----- DATASET ROWS

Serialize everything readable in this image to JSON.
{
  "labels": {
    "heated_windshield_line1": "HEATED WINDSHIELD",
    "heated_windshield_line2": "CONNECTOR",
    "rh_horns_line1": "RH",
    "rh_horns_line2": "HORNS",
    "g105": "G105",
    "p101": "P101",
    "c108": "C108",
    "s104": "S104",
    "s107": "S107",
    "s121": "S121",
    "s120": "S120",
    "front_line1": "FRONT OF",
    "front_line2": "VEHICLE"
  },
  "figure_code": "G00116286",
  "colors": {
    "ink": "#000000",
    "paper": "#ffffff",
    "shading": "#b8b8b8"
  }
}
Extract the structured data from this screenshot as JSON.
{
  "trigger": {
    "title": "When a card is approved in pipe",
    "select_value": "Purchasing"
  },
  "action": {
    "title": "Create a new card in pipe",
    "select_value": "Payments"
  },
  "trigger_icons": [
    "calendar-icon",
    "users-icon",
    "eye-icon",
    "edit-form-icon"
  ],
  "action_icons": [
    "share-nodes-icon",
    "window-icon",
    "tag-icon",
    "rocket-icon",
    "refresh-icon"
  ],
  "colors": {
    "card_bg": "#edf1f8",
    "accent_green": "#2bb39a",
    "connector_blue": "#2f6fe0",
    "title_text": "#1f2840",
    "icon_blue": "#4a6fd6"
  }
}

----------

→ PROBLEM DETAILS
In the entries above, find each line with the word "pipe" and show it.

→ FINISHED EXERCISE
    "title": "When a card is approved in pipe",
    "title": "Create a new card in pipe",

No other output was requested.